## Excerpted data
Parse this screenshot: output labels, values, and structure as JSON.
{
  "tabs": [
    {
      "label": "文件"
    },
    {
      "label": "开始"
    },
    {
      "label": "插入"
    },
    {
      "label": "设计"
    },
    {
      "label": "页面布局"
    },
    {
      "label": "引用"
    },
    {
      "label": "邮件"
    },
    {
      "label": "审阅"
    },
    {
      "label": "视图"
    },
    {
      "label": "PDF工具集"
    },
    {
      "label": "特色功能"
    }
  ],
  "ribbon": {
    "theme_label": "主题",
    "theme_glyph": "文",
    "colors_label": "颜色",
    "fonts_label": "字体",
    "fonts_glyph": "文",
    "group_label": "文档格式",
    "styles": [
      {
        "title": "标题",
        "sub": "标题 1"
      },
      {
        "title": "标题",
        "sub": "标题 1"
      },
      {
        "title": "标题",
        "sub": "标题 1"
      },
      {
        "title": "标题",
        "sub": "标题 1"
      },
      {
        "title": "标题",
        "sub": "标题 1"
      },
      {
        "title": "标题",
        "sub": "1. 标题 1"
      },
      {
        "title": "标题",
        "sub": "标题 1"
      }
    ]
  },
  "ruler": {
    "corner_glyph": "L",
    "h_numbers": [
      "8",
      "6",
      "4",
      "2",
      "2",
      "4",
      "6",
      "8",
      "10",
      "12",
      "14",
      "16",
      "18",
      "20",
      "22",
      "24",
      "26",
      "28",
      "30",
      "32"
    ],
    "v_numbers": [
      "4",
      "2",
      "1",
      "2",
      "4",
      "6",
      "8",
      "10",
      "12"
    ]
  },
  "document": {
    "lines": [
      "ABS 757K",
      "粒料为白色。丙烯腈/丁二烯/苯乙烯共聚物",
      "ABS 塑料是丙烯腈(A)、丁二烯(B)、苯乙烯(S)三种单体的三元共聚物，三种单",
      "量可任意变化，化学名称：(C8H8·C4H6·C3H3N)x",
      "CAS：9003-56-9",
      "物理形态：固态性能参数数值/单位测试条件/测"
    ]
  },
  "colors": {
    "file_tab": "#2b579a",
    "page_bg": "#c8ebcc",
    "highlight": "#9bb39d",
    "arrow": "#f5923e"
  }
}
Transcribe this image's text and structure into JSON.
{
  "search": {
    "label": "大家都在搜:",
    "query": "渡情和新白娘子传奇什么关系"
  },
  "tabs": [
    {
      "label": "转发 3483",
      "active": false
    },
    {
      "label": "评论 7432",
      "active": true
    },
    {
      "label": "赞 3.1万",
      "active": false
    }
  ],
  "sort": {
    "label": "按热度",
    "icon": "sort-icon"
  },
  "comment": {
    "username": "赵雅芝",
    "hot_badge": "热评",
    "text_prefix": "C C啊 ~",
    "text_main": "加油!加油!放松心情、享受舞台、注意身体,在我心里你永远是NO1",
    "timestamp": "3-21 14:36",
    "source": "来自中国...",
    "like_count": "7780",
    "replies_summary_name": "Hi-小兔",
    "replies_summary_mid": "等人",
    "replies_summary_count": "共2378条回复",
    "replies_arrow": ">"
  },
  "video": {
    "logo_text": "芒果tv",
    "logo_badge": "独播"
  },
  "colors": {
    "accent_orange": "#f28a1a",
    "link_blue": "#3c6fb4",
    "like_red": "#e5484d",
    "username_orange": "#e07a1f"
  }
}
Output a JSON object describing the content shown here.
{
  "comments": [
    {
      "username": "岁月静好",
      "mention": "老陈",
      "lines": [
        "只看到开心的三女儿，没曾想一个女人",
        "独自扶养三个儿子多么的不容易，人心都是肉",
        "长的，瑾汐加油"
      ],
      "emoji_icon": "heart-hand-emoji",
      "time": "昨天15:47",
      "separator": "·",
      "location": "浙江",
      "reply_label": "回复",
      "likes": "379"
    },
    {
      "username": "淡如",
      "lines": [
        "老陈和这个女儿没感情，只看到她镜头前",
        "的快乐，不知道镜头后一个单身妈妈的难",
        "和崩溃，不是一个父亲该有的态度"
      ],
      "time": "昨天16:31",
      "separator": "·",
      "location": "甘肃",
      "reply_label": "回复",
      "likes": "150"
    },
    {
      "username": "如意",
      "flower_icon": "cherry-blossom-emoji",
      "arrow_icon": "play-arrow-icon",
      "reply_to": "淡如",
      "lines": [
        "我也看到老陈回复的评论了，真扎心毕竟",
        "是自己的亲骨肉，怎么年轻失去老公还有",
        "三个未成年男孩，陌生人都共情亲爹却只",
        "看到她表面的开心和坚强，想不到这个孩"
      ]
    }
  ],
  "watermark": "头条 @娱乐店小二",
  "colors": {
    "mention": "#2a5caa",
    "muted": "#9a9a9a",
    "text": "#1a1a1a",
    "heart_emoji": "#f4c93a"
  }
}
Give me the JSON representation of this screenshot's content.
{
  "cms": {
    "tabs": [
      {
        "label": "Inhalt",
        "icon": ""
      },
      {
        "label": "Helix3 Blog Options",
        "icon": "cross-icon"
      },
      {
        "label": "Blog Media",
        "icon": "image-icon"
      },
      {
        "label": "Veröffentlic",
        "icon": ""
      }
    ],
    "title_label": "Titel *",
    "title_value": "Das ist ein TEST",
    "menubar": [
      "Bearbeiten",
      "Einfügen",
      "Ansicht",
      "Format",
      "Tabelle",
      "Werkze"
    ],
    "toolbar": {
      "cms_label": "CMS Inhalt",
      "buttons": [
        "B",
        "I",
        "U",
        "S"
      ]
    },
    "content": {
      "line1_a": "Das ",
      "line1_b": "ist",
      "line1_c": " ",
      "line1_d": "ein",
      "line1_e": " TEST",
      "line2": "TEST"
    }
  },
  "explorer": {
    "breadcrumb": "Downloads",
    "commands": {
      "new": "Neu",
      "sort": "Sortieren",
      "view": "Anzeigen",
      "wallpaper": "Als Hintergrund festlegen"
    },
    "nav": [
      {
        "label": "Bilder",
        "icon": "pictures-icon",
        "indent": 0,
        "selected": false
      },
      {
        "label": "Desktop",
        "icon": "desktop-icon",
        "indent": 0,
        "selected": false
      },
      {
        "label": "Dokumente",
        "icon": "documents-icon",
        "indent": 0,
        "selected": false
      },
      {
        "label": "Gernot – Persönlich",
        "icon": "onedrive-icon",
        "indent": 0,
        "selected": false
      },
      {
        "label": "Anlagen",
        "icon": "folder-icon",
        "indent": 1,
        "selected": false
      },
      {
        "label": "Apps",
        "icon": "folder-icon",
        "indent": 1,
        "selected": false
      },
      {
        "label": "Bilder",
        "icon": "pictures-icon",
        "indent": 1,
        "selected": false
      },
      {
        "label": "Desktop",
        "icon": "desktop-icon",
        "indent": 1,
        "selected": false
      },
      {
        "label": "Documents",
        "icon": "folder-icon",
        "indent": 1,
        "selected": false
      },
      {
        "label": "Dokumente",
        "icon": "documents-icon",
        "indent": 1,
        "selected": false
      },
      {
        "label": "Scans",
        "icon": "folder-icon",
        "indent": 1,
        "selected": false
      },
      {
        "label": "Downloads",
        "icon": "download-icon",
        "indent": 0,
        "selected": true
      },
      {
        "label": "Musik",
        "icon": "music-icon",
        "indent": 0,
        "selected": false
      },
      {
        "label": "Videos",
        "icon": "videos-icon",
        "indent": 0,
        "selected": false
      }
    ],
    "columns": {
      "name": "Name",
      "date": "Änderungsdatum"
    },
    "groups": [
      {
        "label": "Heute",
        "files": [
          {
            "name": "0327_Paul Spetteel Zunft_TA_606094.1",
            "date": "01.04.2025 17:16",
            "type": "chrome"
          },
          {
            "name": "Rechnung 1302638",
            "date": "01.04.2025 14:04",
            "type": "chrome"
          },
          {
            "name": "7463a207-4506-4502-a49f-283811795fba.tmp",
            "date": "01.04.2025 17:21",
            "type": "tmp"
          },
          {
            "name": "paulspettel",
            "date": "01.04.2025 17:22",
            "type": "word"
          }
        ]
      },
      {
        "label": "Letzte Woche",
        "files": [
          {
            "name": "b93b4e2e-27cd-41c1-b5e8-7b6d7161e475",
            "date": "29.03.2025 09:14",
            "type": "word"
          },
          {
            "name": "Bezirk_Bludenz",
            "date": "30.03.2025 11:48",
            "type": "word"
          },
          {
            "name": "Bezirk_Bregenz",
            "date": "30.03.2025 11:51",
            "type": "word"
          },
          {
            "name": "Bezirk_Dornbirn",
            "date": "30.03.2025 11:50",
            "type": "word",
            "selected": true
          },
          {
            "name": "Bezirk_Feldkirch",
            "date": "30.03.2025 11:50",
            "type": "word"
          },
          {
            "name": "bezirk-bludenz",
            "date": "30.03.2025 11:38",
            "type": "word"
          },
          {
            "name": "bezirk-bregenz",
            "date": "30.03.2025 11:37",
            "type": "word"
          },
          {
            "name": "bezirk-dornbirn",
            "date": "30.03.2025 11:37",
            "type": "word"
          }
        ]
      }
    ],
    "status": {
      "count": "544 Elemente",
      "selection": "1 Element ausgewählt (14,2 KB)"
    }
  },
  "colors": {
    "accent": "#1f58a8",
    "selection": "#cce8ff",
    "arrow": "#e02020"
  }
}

## Stated task
Find the word "this" in the entries, and copy every line it shows up in.

## Response
Parse this screenshot: output labels, values, and structure as JSON.
Transcribe this image's text and structure into JSON.
Give me the JSON representation of this screenshot's content.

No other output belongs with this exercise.